### Extract provided
============================================================
What An Instant Messaging System Looked Like In 1984

This 1984 Advertisement For An Instant Messaging System Will Amaze You (Or Maybe It Won’t)

If you were born after 1986 you have always had the internet and email at your disposal since childhood. It may come as a surprise to you that in one form or another email has been around since the 1960s.

But when did IM (Instant Messaging) come into being?

The early 1980s saw the dawn of what would later be termed instant messaging.

From an advertisement in the November 12, 1984 issue of Newsweek magazine, this is what one of the first instant messaging systems looked like:

Easylink 1984 advertisement

Easylink 1984 advertisement

Introduced in 1982 Western Union’s EasyLink system was considered revolutionary. EasyLink’s messages were stored in the computer memory and not seen until the user checked to see if there were any messages.

Western Union had been struggling to gain followers to its electronic mail system when it reconfigured EasyLink in October 1984. The innovation was that users could now instantly send and receive messages without going into computer memory storage.
============================================================
### Information supplied
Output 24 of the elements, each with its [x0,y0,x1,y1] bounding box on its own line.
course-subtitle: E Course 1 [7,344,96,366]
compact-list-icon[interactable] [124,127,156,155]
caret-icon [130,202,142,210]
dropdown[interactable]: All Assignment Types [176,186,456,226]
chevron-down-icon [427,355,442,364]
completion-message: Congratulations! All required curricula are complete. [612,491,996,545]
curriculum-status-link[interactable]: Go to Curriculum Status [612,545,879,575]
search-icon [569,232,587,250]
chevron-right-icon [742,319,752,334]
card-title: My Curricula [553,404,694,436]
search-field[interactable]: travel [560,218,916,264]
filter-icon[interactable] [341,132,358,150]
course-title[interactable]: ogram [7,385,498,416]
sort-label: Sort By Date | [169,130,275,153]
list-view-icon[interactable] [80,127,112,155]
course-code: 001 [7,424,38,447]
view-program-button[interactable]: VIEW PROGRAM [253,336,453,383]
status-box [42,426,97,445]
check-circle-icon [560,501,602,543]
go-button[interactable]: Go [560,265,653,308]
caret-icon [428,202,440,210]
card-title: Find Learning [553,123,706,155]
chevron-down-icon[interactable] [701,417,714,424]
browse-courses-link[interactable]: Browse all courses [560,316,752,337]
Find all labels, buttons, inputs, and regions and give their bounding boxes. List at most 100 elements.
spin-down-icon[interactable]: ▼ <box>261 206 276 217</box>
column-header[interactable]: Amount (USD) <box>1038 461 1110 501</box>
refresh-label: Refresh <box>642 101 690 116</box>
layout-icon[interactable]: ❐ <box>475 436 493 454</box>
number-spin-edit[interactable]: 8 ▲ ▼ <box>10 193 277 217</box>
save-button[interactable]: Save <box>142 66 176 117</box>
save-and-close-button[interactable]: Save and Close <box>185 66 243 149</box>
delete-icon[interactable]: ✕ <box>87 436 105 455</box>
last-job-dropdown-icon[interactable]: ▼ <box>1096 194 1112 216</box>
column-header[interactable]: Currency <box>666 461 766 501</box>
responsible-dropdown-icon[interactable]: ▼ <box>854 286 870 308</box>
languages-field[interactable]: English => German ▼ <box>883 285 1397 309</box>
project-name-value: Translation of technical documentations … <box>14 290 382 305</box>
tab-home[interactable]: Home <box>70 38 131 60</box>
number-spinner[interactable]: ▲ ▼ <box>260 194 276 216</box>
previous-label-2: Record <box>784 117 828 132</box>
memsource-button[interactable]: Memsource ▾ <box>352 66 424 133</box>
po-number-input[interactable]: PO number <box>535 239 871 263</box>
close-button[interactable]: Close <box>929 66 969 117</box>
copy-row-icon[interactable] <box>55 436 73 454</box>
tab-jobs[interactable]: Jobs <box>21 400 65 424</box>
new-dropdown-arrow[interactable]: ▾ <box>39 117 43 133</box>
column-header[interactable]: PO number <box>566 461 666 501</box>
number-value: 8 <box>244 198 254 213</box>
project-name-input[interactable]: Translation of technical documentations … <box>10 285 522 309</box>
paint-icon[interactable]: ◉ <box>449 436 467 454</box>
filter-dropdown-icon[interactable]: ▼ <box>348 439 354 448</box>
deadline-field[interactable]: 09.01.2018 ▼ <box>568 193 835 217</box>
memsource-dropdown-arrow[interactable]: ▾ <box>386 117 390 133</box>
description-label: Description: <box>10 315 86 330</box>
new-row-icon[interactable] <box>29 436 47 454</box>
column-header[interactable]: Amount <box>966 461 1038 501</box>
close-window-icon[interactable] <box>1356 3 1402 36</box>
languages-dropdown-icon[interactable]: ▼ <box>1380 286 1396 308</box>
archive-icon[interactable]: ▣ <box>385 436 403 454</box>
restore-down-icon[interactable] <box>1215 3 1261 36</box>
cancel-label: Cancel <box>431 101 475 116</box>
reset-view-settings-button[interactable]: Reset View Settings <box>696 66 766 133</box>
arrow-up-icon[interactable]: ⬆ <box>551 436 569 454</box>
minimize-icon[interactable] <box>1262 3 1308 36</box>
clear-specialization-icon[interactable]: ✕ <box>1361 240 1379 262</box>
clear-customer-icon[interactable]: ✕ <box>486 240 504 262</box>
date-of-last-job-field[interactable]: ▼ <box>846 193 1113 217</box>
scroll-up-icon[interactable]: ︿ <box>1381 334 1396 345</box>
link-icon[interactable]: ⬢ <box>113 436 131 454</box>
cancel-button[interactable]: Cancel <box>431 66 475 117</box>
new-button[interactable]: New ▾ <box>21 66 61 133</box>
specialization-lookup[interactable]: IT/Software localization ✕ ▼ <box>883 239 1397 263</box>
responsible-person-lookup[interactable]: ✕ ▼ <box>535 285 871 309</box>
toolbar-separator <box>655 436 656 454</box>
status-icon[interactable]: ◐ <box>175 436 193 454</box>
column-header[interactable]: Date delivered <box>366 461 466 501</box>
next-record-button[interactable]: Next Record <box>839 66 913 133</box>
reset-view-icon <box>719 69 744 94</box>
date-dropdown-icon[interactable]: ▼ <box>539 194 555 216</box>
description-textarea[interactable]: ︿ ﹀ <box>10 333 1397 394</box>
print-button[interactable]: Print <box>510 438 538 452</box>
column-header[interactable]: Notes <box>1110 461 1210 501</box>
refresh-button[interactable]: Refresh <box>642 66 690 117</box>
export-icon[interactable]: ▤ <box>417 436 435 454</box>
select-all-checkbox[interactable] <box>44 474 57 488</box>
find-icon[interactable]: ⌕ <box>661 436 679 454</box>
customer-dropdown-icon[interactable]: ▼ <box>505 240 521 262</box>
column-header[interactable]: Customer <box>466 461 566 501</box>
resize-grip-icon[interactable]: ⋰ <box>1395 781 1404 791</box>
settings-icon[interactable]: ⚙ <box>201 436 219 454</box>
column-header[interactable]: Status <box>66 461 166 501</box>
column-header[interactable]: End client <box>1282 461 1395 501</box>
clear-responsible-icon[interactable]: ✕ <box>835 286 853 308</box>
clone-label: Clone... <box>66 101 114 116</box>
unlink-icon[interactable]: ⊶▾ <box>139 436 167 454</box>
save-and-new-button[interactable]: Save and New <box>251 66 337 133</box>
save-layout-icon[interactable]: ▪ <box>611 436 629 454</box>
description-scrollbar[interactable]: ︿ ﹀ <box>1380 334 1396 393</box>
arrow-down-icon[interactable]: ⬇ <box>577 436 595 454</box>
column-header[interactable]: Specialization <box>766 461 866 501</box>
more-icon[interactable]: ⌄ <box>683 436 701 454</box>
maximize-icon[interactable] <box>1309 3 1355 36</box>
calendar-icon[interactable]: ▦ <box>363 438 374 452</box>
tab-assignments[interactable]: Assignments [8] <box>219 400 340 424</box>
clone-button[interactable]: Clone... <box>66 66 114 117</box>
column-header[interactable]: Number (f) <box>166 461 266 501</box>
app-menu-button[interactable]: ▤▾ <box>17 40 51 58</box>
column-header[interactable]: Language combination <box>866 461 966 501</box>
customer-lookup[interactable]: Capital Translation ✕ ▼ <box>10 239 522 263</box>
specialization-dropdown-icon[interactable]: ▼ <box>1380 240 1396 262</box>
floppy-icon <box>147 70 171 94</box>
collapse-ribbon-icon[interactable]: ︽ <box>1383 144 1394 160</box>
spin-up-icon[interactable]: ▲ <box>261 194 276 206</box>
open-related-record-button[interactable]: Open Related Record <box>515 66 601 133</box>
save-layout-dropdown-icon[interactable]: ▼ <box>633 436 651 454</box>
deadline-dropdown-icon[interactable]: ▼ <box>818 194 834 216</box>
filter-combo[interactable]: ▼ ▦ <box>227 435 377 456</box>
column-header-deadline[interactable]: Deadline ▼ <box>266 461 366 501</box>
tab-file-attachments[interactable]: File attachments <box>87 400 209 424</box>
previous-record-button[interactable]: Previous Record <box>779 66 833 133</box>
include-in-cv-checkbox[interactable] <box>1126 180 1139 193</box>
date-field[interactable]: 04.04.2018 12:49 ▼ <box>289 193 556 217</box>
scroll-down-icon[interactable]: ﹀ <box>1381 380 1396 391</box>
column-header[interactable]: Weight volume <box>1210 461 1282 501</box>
============================================================
### Required tasks
1. List every date or time period mentioned in the article about the 1984 instant messaging advertisement, giving each one once.
2. According to the article about the 1984 instant messaging advertisement, which magazine ran the EasyLink advertisement?
3. Proceed with the article about the 1984 EasyLink advertisement, starting after its final sentence.
None of the material is needed here.

### Results of the tasks
1.
1984
1986
the 1960s
the early 1980s
November 12, 1984
1982
October 1984

2. Newsweek ran it, in the November 12, 1984 issue.

3.
At the time, Western Union held the top spot with 25% of the total business in electronic mail. The new system was aimed at businesses to buy personal computers from IBM that were bundled with EasyLink software.

Western Union’s biggest competitors for email business at the time were Wang Laboratories Inc. and the Digital Equipment Corporation.

The reluctance from the public to use email on their nascent personal computers was mainly that “the systems are too complicated to use.”

The ad brings up an interesting point about users concerned about who could get into the system. Therefore a three step security system made sure that “only you and the people you choose have access to the system.”

What became of EasyLink?

In 1990 At&T acquired EasyLink from Western Union for $180 million and merged it with its own AT&T mail.